**EXERCISE PROMPT:** Copy out, word for word, everything from the start of the records below down to the line containing "staticText: 7:52 — [1124, 424, 1181, 463]", and omit the pictures.

**RAW RECORDS:**
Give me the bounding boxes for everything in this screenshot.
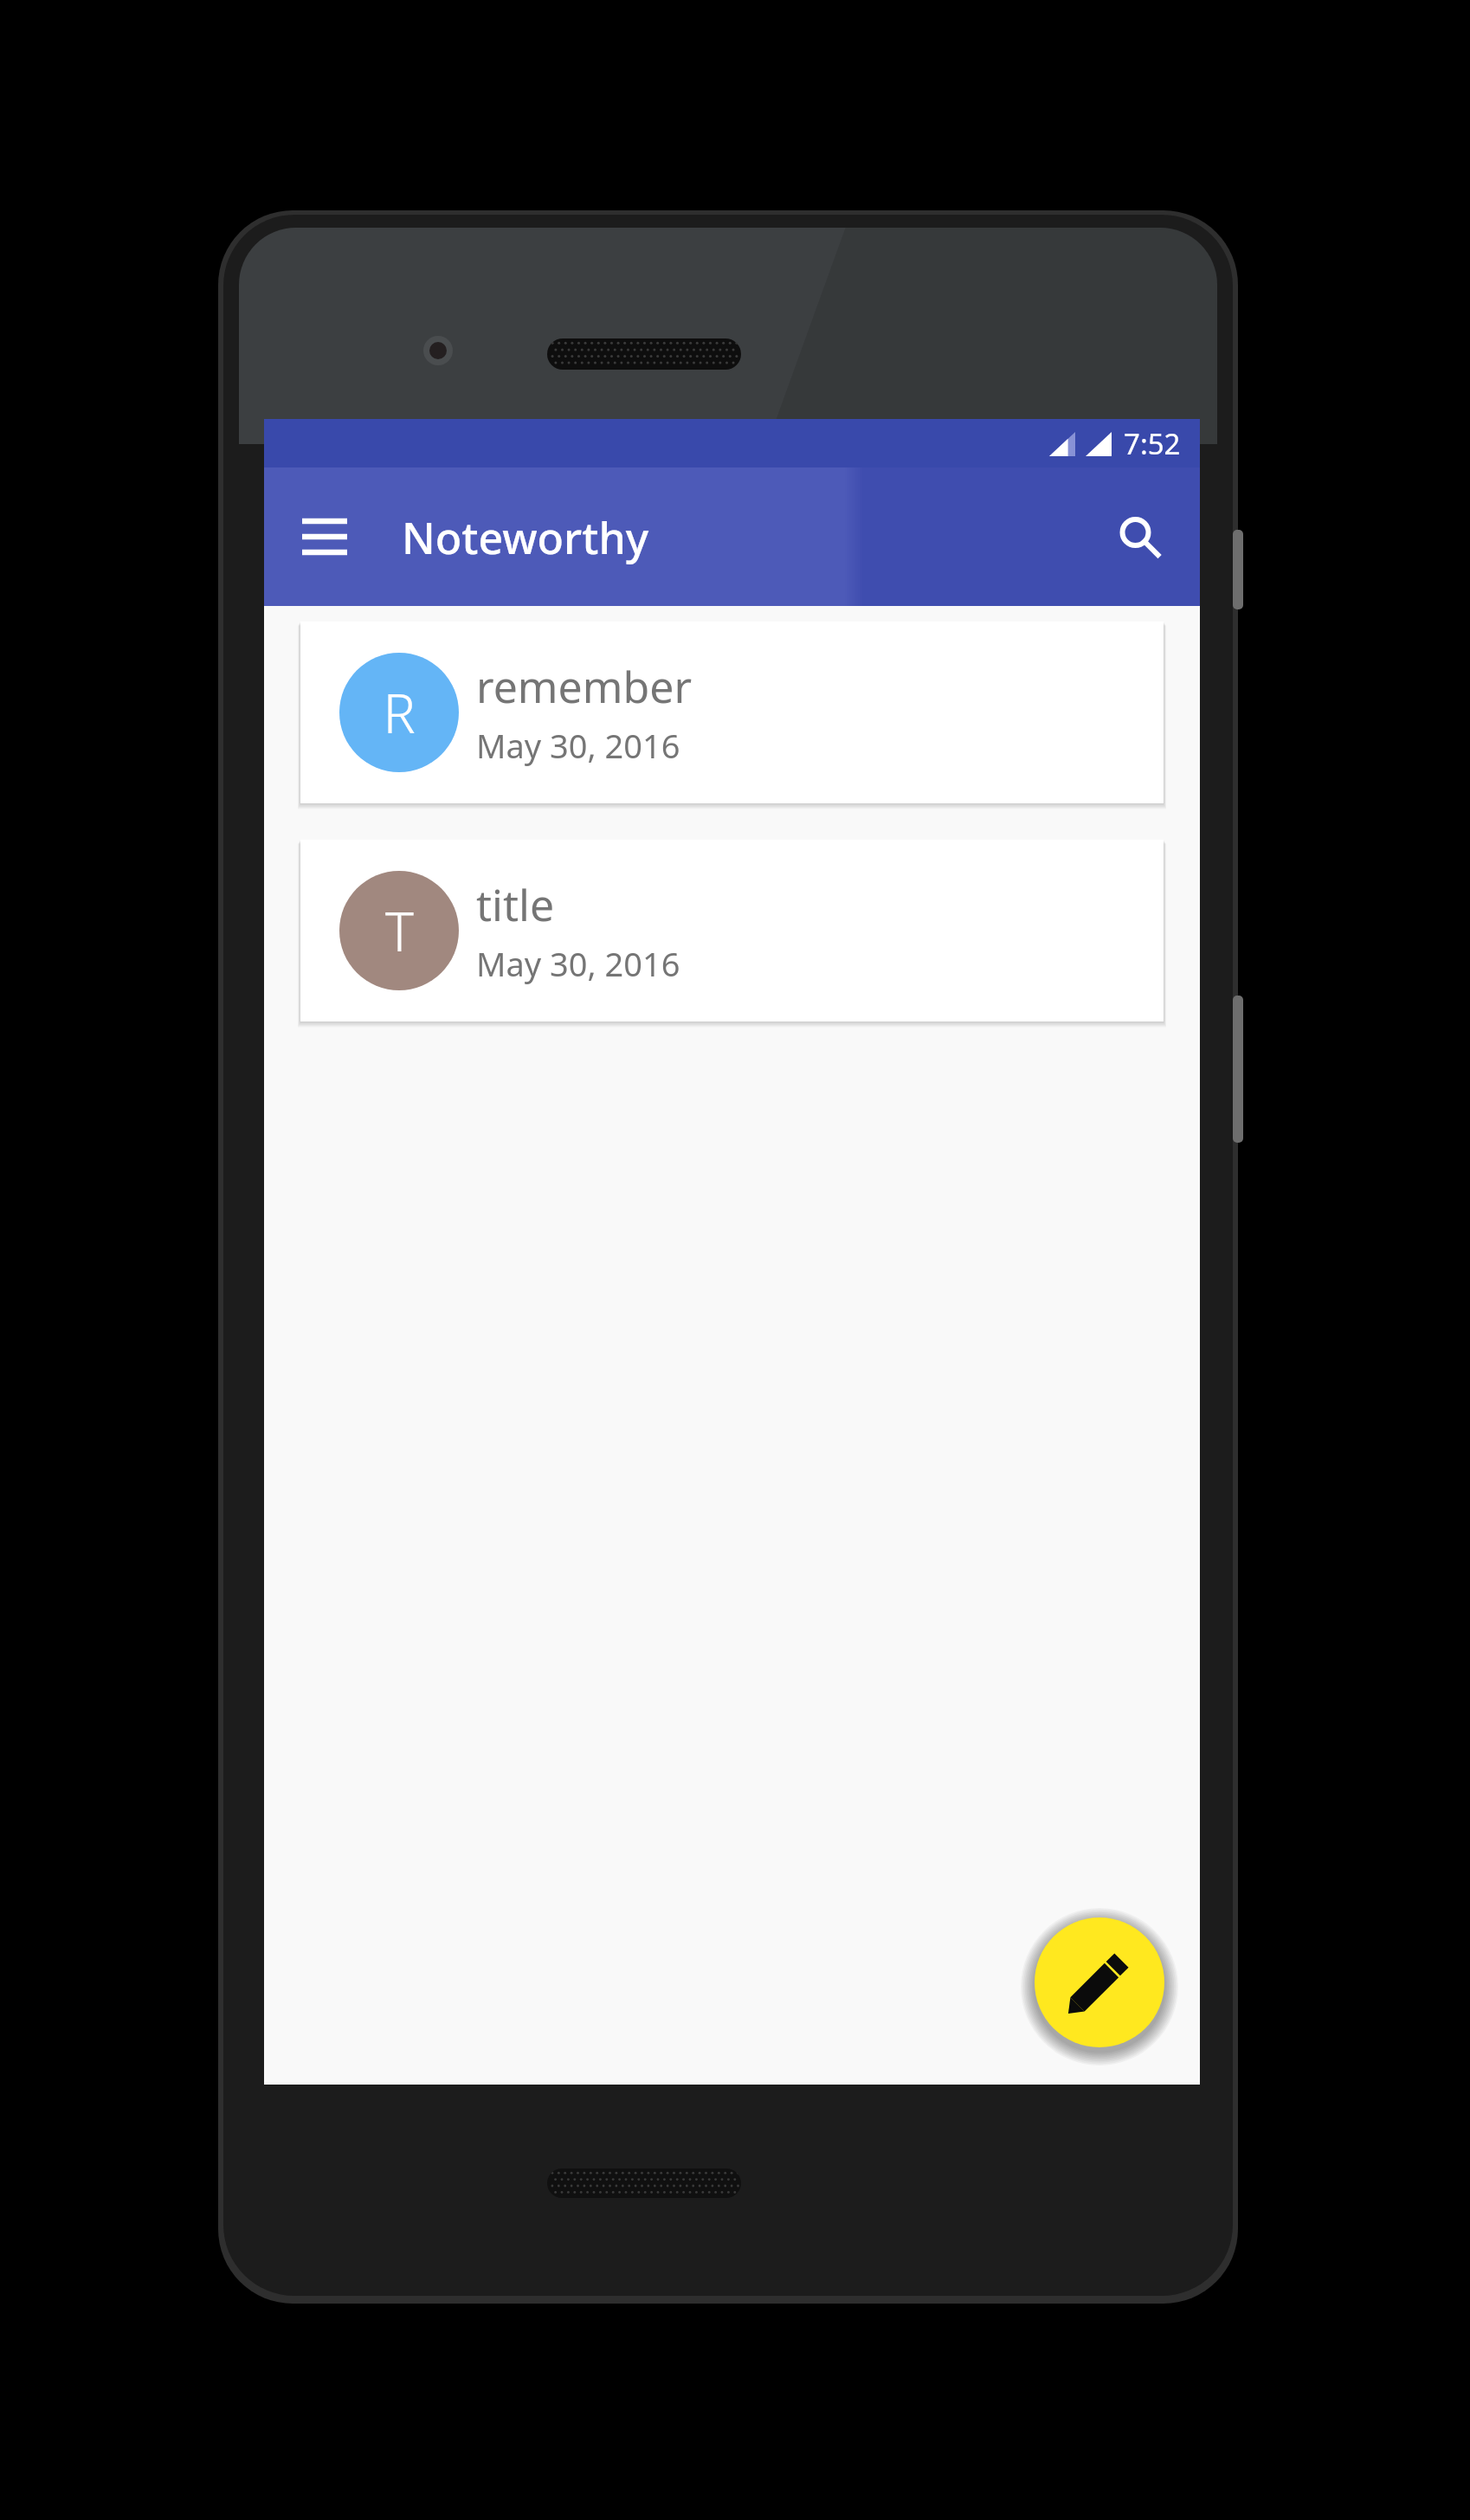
button[interactable]: Search — [1098, 495, 1181, 578]
staticText: May 30, 2016 — [476, 941, 680, 986]
staticText: title — [476, 875, 555, 934]
staticText: Noteworthy — [402, 508, 649, 567]
staticText: May 30, 2016 — [476, 723, 680, 768]
button[interactable]: Navigation drawer — [283, 495, 366, 578]
staticText: remember — [476, 657, 693, 716]
staticText: 7:52 — [1124, 424, 1181, 463]
staticText: T — [385, 894, 414, 967]
staticText: R — [383, 676, 416, 749]
button[interactable]: T — [300, 840, 1164, 1022]
button[interactable]: New note — [1035, 1917, 1164, 2047]
button[interactable]: R — [300, 622, 1164, 803]
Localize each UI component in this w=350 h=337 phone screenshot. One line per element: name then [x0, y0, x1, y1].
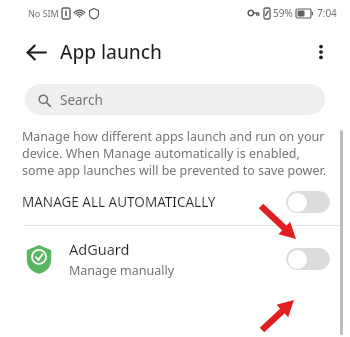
button[interactable]: Back: [18, 34, 54, 70]
staticText: No SIM: [28, 7, 59, 19]
button[interactable]: Search: [25, 84, 325, 115]
staticText: MANAGE ALL AUTOMATICALLY: [22, 193, 286, 211]
button[interactable]: Toggle: [286, 248, 330, 270]
button[interactable]: AdGuard: [0, 226, 350, 292]
button[interactable]: Toggle: [286, 191, 330, 213]
staticText: 59%: [273, 6, 293, 20]
staticText: App launch: [60, 39, 163, 65]
staticText: Search: [60, 91, 103, 109]
staticText: AdGuard: [69, 239, 130, 259]
staticText: Manage manually: [69, 262, 175, 279]
staticText: 7:04: [317, 6, 337, 20]
staticText: Manage how different apps launch and run…: [22, 128, 326, 179]
button[interactable]: More options: [304, 35, 338, 69]
button[interactable]: MANAGE ALL AUTOMATICALLY: [0, 179, 350, 225]
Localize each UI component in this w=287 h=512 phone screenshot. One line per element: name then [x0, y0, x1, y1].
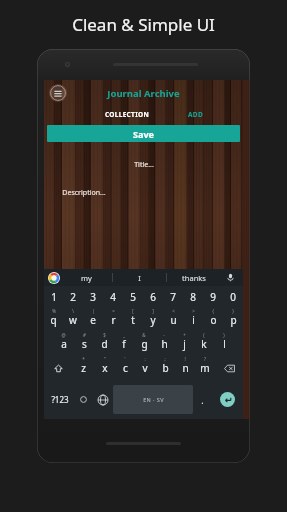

**ANSWER FOR THIS EXERCISE:**
Give me the bounding boxes for everything in this screenshot.
button[interactable]: Search — [1098, 495, 1181, 578]
staticText: May 30, 2016 — [476, 941, 680, 986]
staticText: title — [476, 875, 555, 934]
staticText: Noteworthy — [402, 508, 649, 567]
staticText: May 30, 2016 — [476, 723, 680, 768]
button[interactable]: Navigation drawer — [283, 495, 366, 578]
staticText: remember — [476, 657, 693, 716]
staticText: 7:52 — [1124, 424, 1181, 463]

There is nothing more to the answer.